> STATED GOAL: Set down every entry again word for word, please, but skip the pictures.

> DATA PROVIDED:
>> Begin

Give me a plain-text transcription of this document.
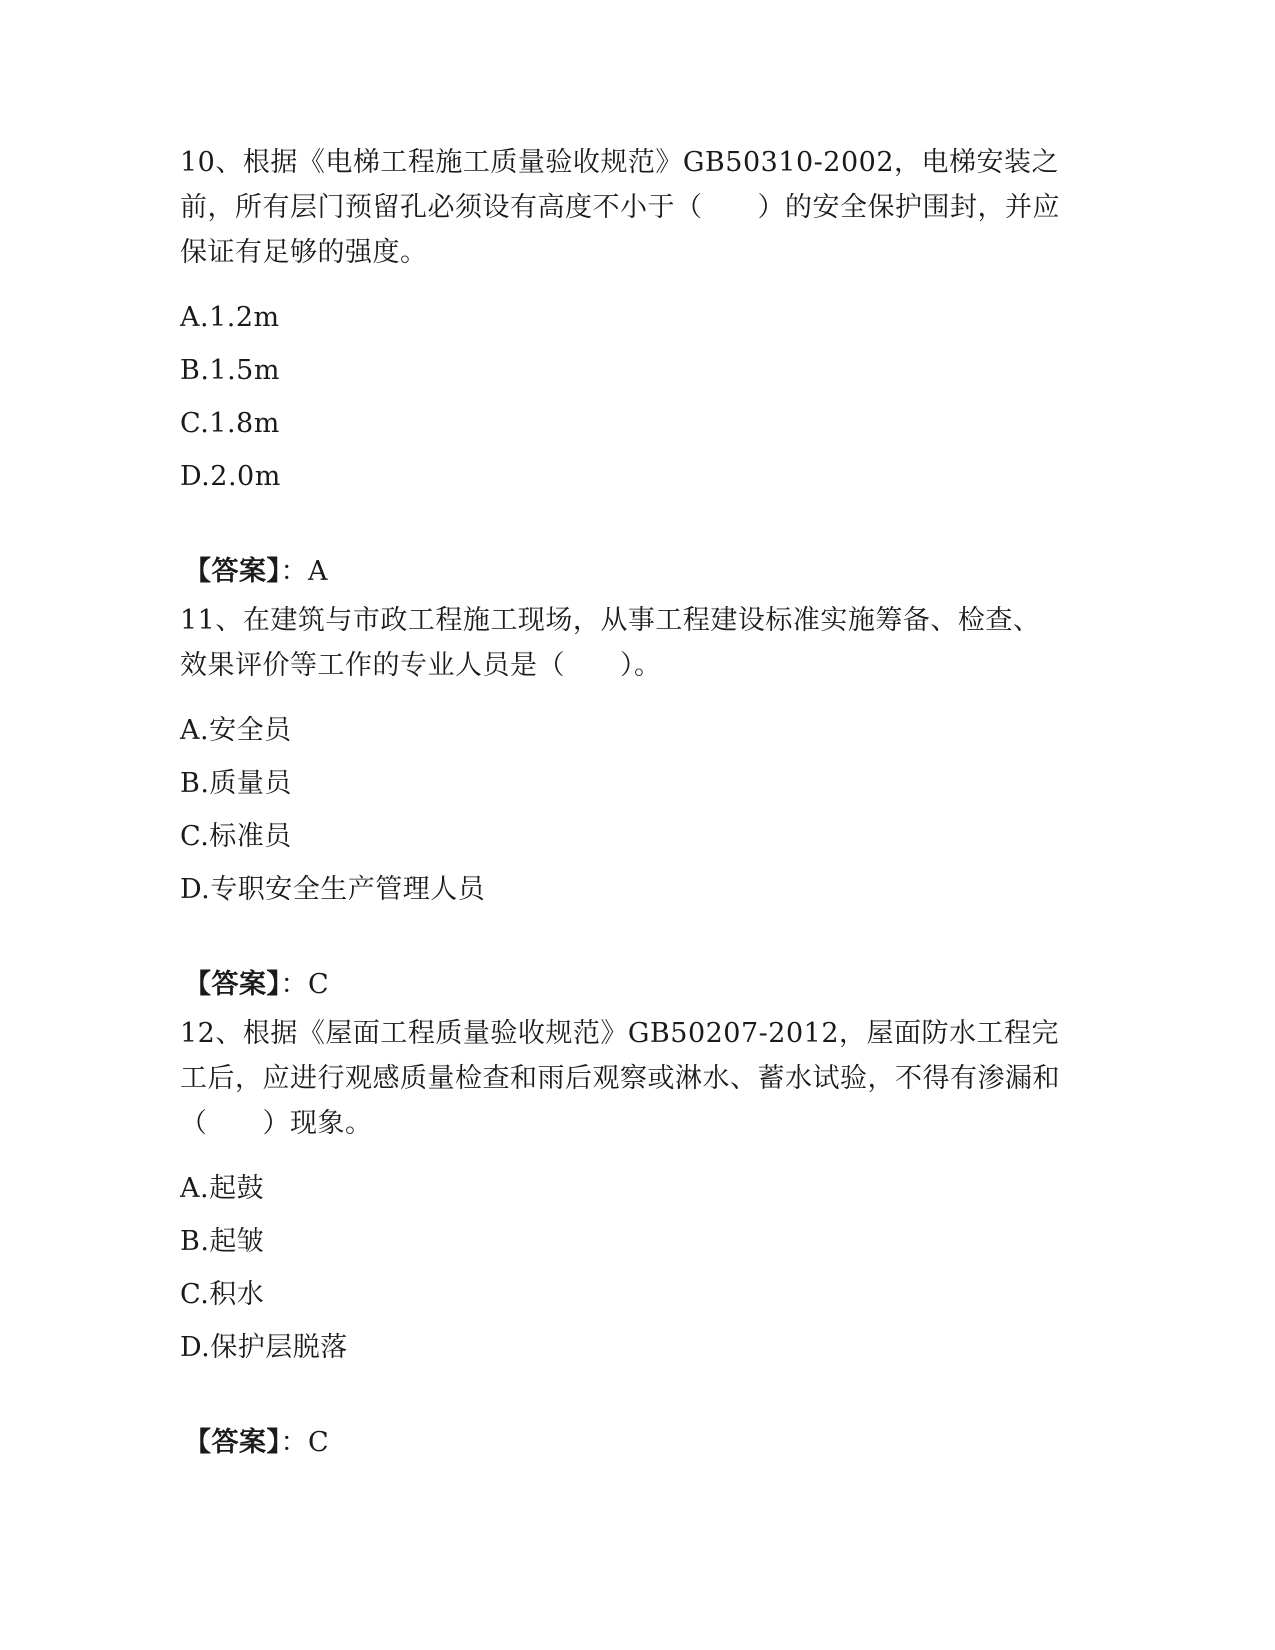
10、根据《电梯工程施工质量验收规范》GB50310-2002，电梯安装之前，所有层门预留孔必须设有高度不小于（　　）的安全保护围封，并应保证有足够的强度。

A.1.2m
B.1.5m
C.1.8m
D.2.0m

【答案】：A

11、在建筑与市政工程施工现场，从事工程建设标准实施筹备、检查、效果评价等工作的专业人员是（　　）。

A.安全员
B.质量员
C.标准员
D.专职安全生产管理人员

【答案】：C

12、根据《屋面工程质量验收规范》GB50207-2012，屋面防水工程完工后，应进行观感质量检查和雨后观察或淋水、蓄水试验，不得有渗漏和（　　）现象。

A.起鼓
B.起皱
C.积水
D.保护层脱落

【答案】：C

>> End

> RESPONSE TO THIS EXERCISE:
Give me a plain-text transcription of this document.
10、根据《电梯工程施工质量验收规范》GB50310-2002，电梯安装之前，所有层门预留孔必须设有高度不小于（　　）的安全保护围封，并应保证有足够的强度。

A.1.2m
B.1.5m
C.1.8m
D.2.0m

【答案】：A

11、在建筑与市政工程施工现场，从事工程建设标准实施筹备、检查、效果评价等工作的专业人员是（　　）。

A.安全员
B.质量员
C.标准员
D.专职安全生产管理人员

【答案】：C

12、根据《屋面工程质量验收规范》GB50207-2012，屋面防水工程完工后，应进行观感质量检查和雨后观察或淋水、蓄水试验，不得有渗漏和（　　）现象。

A.起鼓
B.起皱
C.积水
D.保护层脱落

【答案】：C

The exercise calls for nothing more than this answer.